◆ Records from a dataset ◆
-.-.-
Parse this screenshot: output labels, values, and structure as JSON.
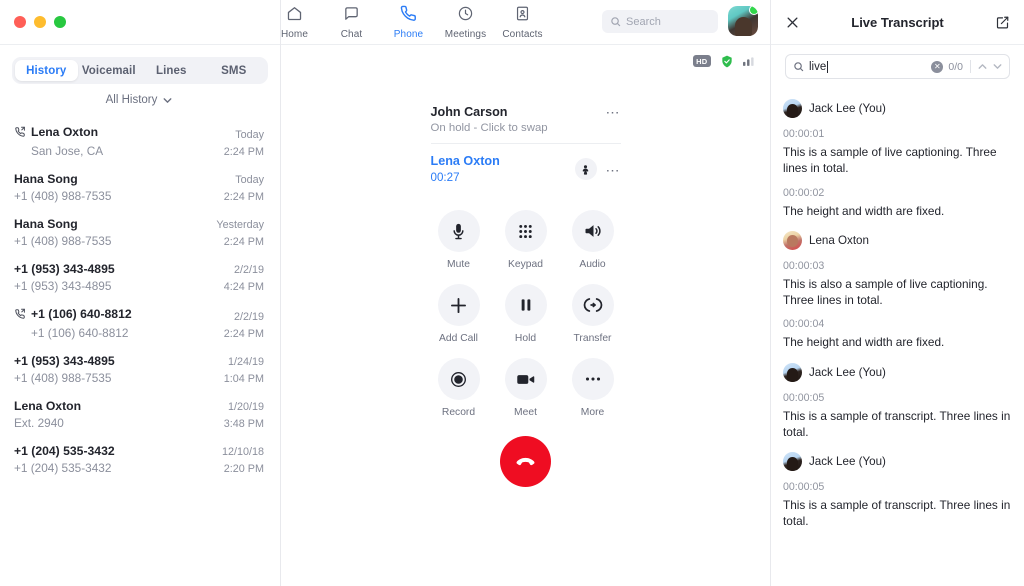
{
  "window": {
    "traffic_lights": [
      "close",
      "minimize",
      "maximize"
    ]
  },
  "topnav": {
    "items": [
      {
        "label": "Home",
        "icon": "home-icon",
        "active": false
      },
      {
        "label": "Chat",
        "icon": "chat-bubble-icon",
        "active": false
      },
      {
        "label": "Phone",
        "icon": "phone-icon",
        "active": true
      },
      {
        "label": "Meetings",
        "icon": "clock-icon",
        "active": false
      },
      {
        "label": "Contacts",
        "icon": "contacts-icon",
        "active": false
      }
    ],
    "search_placeholder": "Search",
    "accent_color": "#2b7cf6"
  },
  "sidebar": {
    "tabs": [
      {
        "label": "History",
        "active": true
      },
      {
        "label": "Voicemail",
        "active": false
      },
      {
        "label": "Lines",
        "active": false
      },
      {
        "label": "SMS",
        "active": false
      }
    ],
    "filter": {
      "label": "All History",
      "icon": "chevron-down-icon"
    },
    "history": [
      {
        "name": "Lena Oxton",
        "sub": "San Jose, CA",
        "date": "Today",
        "time": "2:24 PM",
        "missed": true
      },
      {
        "name": "Hana Song",
        "sub": "+1 (408) 988-7535",
        "date": "Today",
        "time": "2:24 PM",
        "missed": false
      },
      {
        "name": "Hana Song",
        "sub": "+1 (408) 988-7535",
        "date": "Yesterday",
        "time": "2:24 PM",
        "missed": false
      },
      {
        "name": "+1 (953) 343-4895",
        "sub": "+1 (953) 343-4895",
        "date": "2/2/19",
        "time": "4:24 PM",
        "missed": false
      },
      {
        "name": "+1 (106) 640-8812",
        "sub": "+1 (106) 640-8812",
        "date": "2/2/19",
        "time": "2:24 PM",
        "missed": true
      },
      {
        "name": "+1 (953) 343-4895",
        "sub": "+1 (408) 988-7535",
        "date": "1/24/19",
        "time": "1:04 PM",
        "missed": false
      },
      {
        "name": "Lena Oxton",
        "sub": "Ext. 2940",
        "date": "1/20/19",
        "time": "3:48 PM",
        "missed": false
      },
      {
        "name": "+1 (204) 535-3432",
        "sub": "+1 (204) 535-3432",
        "date": "12/10/18",
        "time": "2:20 PM",
        "missed": false
      }
    ]
  },
  "call": {
    "status_icons": {
      "hd_badge": "HD",
      "encryption": "shield-check-icon",
      "signal": "signal-bars-icon"
    },
    "held": {
      "name": "John Carson",
      "status": "On hold - Click to swap",
      "menu": "more-options-icon"
    },
    "active": {
      "name": "Lena Oxton",
      "duration": "00:27",
      "participants_icon": "person-icon",
      "menu": "more-options-icon"
    },
    "controls": [
      {
        "label": "Mute",
        "icon": "microphone-icon"
      },
      {
        "label": "Keypad",
        "icon": "keypad-icon"
      },
      {
        "label": "Audio",
        "icon": "speaker-icon"
      },
      {
        "label": "Add Call",
        "icon": "plus-icon"
      },
      {
        "label": "Hold",
        "icon": "pause-icon"
      },
      {
        "label": "Transfer",
        "icon": "transfer-icon"
      },
      {
        "label": "Record",
        "icon": "record-icon"
      },
      {
        "label": "Meet",
        "icon": "video-camera-icon"
      },
      {
        "label": "More",
        "icon": "ellipsis-icon"
      }
    ],
    "end_call": {
      "icon": "end-call-icon",
      "color": "#ef0d22"
    }
  },
  "transcript": {
    "close_icon": "close-icon",
    "title": "Live Transcript",
    "popout_icon": "pop-out-icon",
    "search": {
      "icon": "search-icon",
      "value": "live",
      "clear_icon": "clear-icon",
      "count": "0/0",
      "prev_icon": "chevron-up-icon",
      "next_icon": "chevron-down-icon"
    },
    "entries": [
      {
        "speaker": "Jack Lee (You)",
        "avatar": "jack",
        "lines": [
          {
            "time": "00:00:01",
            "text": "This is a sample of live captioning. Three lines in total."
          },
          {
            "time": "00:00:02",
            "text": "The height and width are fixed."
          }
        ]
      },
      {
        "speaker": "Lena Oxton",
        "avatar": "lena",
        "lines": [
          {
            "time": "00:00:03",
            "text": "This is also a sample of live captioning. Three lines in total."
          },
          {
            "time": "00:00:04",
            "text": "The height and width are fixed."
          }
        ]
      },
      {
        "speaker": "Jack Lee (You)",
        "avatar": "jack",
        "lines": [
          {
            "time": "00:00:05",
            "text": "This is a sample of transcript. Three lines in total."
          }
        ]
      },
      {
        "speaker": "Jack Lee (You)",
        "avatar": "jack",
        "lines": [
          {
            "time": "00:00:05",
            "text": "This is a sample of transcript. Three lines in total."
          }
        ]
      }
    ]
  }
}
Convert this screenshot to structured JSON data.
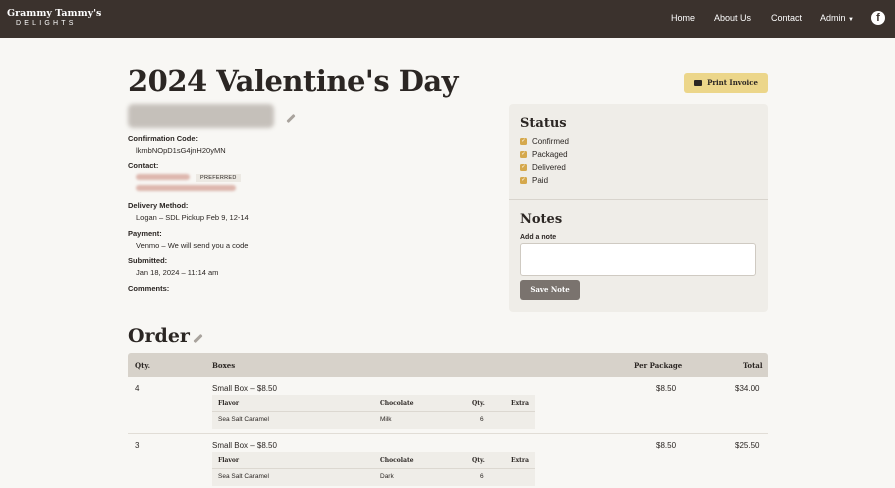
{
  "nav": {
    "brand_name": "Grammy Tammy's",
    "brand_sub": "DELIGHTS",
    "links": [
      "Home",
      "About Us",
      "Contact",
      "Admin"
    ],
    "facebook_glyph": "f"
  },
  "page": {
    "title": "2024 Valentine's Day",
    "print_label": "Print Invoice"
  },
  "order_info": {
    "confirmation_label": "Confirmation Code:",
    "confirmation_code": "lkmbNOpD1sG4jnH20yMN",
    "contact_label": "Contact:",
    "preferred_badge": "PREFERRED",
    "delivery_label": "Delivery Method:",
    "delivery_value": "Logan – SDL Pickup Feb 9, 12-14",
    "payment_label": "Payment:",
    "payment_value": "Venmo – We will send you a code",
    "submitted_label": "Submitted:",
    "submitted_value": "Jan 18, 2024 – 11:14 am",
    "comments_label": "Comments:"
  },
  "status": {
    "heading": "Status",
    "items": [
      "Confirmed",
      "Packaged",
      "Delivered",
      "Paid"
    ]
  },
  "notes": {
    "heading": "Notes",
    "add_label": "Add a note",
    "save_label": "Save Note"
  },
  "order": {
    "heading": "Order",
    "columns": [
      "Qty.",
      "Boxes",
      "Per Package",
      "Total"
    ],
    "sub_columns": [
      "Flavor",
      "Chocolate",
      "Qty.",
      "Extra"
    ],
    "rows": [
      {
        "qty": "4",
        "box": "Small Box – $8.50",
        "per_package": "$8.50",
        "total": "$34.00",
        "sub": {
          "flavor": "Sea Salt Caramel",
          "chocolate": "Milk",
          "qty": "6",
          "extra": ""
        }
      },
      {
        "qty": "3",
        "box": "Small Box – $8.50",
        "per_package": "$8.50",
        "total": "$25.50",
        "sub": {
          "flavor": "Sea Salt Caramel",
          "chocolate": "Dark",
          "qty": "6",
          "extra": ""
        }
      }
    ]
  }
}
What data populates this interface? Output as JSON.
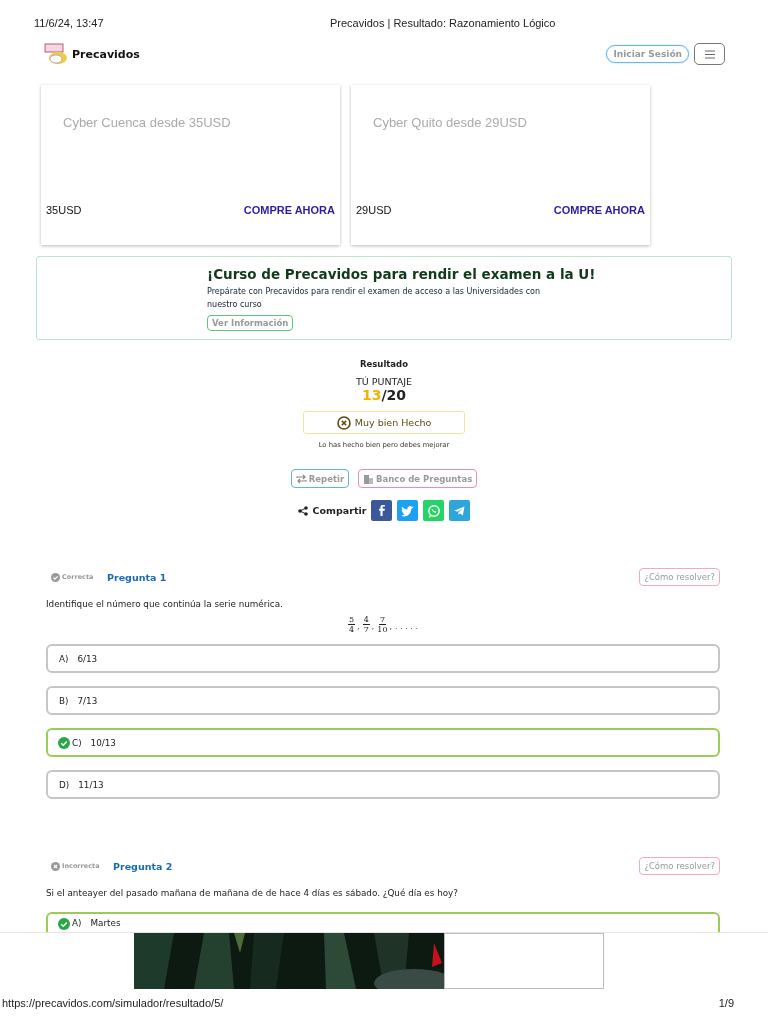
{
  "print_header": {
    "date": "11/6/24, 13:47",
    "title": "Precavidos | Resultado: Razonamiento Lógico"
  },
  "navbar": {
    "brand": "Precavidos",
    "login_button": "Iniciar Sesión"
  },
  "offers": [
    {
      "title": "Cyber Cuenca desde 35USD",
      "price": "35USD",
      "action": "COMPRE AHORA"
    },
    {
      "title": "Cyber Quito desde 29USD",
      "price": "29USD",
      "action": "COMPRE AHORA"
    }
  ],
  "promo": {
    "title": "¡Curso de Precavidos para rendir el examen a la U!",
    "text": "Prepárate con Precavidos para rendir el examen de acceso a las Universidades con nuestro curso",
    "button": "Ver Información"
  },
  "result": {
    "heading": "Resultado",
    "score_label": "TÚ PUNTAJE",
    "score": "13",
    "total": "/20",
    "verdict": "Muy bien Hecho",
    "message": "Lo has hecho bien pero debes mejorar",
    "buttons": [
      {
        "label": "Repetir",
        "kind": "repeat"
      },
      {
        "label": "Banco de Preguntas",
        "kind": "bank"
      }
    ],
    "share_label": "Compartir",
    "share": [
      {
        "kind": "facebook"
      },
      {
        "kind": "twitter"
      },
      {
        "kind": "whatsapp"
      },
      {
        "kind": "telegram"
      }
    ]
  },
  "questions": [
    {
      "kind": "correct",
      "status_label": "Correcta",
      "title": "Pregunta 1",
      "help_button": "¿Cómo resolver?",
      "text": "Identifique el número que continúa la serie numérica.",
      "series": [
        {
          "num": "5",
          "den": "4",
          "after": ","
        },
        {
          "num": "4",
          "den": "7",
          "after": ","
        },
        {
          "num": "7",
          "den": "10",
          "after": ","
        }
      ],
      "series_tail": ". . . . .",
      "options": [
        {
          "letter": "A)",
          "text": "6/13",
          "correct": false
        },
        {
          "letter": "B)",
          "text": "7/13",
          "correct": false
        },
        {
          "letter": "C)",
          "text": "10/13",
          "correct": true
        },
        {
          "letter": "D)",
          "text": "11/13",
          "correct": false
        }
      ]
    },
    {
      "kind": "incorrect",
      "status_label": "Incorrecta",
      "title": "Pregunta 2",
      "help_button": "¿Cómo resolver?",
      "text": "Si el anteayer del pasado mañana de mañana de de hace 4 días es sábado. ¿Qué día es hoy?",
      "options": [
        {
          "letter": "A)",
          "text": "Martes",
          "correct": true
        }
      ]
    }
  ],
  "print_footer": {
    "url": "https://precavidos.com/simulador/resultado/5/",
    "page": "1/9"
  }
}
-.-.-
◆ Set problem ◆
Scan the data above; copy every line where "kind" appears.

◆ Exercise answer ◆
        "kind": "repeat"
        "kind": "bank"
        "kind": "facebook"
        "kind": "twitter"
        "kind": "whatsapp"
        "kind": "telegram"
      "kind": "correct",
      "kind": "incorrect",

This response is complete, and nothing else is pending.